▶ Set problem
Reproduce each line bearing the word "JSON".

:: Listing ::

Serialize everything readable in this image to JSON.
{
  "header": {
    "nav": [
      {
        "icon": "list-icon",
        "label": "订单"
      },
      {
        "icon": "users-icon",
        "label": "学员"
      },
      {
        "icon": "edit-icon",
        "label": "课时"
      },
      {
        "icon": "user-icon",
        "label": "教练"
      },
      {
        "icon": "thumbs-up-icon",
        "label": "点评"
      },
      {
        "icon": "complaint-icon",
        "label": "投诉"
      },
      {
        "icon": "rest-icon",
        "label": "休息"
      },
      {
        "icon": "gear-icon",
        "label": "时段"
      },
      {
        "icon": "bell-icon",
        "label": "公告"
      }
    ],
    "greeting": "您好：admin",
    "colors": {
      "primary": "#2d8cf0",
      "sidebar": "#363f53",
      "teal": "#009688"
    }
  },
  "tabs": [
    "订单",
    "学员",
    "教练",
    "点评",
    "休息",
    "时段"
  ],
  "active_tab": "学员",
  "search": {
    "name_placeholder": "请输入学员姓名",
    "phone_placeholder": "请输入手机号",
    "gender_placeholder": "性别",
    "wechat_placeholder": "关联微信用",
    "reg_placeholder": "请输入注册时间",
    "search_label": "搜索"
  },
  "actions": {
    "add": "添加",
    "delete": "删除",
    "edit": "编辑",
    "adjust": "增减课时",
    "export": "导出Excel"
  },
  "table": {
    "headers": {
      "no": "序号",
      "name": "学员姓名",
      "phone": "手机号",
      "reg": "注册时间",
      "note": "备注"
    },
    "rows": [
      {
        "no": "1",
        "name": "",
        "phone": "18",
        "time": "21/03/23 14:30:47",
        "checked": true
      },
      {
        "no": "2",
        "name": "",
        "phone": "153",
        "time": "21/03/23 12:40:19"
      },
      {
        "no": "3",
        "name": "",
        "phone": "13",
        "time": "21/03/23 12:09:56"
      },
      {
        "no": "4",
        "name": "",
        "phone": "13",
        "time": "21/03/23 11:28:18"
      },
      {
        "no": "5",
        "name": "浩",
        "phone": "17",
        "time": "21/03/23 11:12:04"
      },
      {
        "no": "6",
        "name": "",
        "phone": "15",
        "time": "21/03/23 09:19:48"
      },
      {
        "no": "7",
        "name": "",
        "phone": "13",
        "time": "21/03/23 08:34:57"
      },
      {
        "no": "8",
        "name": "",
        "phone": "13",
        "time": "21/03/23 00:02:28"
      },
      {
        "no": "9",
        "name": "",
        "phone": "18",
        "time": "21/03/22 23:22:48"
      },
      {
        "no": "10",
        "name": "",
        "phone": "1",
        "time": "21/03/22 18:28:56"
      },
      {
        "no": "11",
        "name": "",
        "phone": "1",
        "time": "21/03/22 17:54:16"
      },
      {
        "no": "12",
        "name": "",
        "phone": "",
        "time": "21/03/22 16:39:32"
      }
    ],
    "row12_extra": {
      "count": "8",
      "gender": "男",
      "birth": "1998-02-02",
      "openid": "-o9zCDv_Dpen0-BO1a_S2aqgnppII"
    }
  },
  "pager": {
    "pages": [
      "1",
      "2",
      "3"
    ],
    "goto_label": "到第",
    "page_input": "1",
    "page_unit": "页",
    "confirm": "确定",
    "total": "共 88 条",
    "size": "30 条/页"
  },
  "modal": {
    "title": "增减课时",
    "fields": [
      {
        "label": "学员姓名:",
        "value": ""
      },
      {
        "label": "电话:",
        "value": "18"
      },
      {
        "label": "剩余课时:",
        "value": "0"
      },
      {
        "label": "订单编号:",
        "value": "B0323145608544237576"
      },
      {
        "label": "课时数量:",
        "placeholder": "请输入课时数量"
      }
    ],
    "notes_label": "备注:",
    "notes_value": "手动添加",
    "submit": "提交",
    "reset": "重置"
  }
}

:::
:: Listing ::

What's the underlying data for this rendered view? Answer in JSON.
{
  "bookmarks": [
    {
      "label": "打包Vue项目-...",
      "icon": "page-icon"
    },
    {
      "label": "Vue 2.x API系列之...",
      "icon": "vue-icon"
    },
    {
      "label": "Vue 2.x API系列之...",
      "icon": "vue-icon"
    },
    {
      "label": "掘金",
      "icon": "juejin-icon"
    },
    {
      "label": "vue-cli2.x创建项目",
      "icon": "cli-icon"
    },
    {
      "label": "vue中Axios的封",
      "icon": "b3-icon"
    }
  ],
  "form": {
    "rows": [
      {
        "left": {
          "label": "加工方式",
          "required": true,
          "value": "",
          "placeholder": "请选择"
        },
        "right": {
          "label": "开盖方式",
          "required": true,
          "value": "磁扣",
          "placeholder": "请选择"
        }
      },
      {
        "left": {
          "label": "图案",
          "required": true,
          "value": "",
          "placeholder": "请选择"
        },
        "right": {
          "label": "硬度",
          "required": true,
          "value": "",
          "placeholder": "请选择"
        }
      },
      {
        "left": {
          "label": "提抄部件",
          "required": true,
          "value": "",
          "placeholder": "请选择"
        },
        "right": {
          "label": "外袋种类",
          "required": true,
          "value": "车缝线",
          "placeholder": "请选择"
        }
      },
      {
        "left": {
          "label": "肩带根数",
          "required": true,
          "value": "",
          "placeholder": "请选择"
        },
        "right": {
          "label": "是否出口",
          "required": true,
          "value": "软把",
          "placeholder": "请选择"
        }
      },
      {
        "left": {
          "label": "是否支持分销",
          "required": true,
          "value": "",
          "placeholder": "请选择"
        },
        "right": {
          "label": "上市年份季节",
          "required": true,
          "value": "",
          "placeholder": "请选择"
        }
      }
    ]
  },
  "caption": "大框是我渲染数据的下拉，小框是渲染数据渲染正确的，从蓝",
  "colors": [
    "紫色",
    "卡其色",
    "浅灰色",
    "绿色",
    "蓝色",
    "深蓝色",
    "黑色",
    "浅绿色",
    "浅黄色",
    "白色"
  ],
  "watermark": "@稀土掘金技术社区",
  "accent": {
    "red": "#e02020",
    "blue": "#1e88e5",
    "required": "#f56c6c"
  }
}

:::

▶ Written response
Serialize everything readable in this image to JSON.
What's the underlying data for this rendered view? Answer in JSON.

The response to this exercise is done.